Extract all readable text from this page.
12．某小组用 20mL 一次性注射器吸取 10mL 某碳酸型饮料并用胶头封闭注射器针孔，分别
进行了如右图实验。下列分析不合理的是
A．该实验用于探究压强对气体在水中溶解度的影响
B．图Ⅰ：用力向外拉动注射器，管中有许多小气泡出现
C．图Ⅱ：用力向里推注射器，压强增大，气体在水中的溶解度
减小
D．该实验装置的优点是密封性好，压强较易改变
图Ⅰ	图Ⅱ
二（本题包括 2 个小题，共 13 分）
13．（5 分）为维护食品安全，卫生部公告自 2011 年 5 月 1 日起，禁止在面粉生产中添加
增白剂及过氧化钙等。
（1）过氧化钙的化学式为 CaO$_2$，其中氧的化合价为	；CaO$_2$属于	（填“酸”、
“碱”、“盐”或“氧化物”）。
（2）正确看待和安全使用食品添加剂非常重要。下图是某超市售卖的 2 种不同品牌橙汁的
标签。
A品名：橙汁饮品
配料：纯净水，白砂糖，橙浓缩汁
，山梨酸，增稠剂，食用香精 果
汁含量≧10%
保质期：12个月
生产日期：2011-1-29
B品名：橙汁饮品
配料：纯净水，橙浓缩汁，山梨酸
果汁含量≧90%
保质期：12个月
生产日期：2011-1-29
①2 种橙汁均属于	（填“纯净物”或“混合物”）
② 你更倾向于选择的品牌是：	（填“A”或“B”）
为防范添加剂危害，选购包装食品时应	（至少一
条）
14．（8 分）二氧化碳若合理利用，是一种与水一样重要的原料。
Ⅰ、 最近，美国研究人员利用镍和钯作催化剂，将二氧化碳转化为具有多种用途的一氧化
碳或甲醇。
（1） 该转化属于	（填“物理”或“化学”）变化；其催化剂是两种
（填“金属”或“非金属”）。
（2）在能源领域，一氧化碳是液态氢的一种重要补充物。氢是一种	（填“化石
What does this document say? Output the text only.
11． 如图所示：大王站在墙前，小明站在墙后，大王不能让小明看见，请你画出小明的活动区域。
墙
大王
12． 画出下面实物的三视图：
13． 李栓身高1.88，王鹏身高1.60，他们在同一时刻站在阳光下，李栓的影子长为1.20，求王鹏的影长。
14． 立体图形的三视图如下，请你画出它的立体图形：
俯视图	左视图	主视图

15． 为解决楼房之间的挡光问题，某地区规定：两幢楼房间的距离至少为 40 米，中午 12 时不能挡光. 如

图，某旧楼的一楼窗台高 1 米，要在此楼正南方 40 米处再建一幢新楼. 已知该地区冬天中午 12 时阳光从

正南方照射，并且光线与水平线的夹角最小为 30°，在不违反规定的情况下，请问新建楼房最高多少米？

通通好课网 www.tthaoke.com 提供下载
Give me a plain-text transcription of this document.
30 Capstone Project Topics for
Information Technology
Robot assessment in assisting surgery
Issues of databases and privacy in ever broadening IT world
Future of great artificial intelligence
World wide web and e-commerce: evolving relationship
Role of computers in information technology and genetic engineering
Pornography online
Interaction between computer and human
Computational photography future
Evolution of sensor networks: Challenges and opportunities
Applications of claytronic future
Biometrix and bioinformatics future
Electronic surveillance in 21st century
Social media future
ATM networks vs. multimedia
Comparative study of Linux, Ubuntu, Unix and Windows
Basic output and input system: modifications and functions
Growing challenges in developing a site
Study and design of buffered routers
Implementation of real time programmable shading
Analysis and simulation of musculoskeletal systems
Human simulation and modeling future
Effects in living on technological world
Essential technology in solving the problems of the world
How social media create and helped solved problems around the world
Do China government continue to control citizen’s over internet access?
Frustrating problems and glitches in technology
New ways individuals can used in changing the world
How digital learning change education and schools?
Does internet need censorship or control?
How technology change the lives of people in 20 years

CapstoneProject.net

□ □ □ □ □ □ □

• **What you need to do**:
Answer only with how many lines in the records include "networks".

• **Complete response**:
2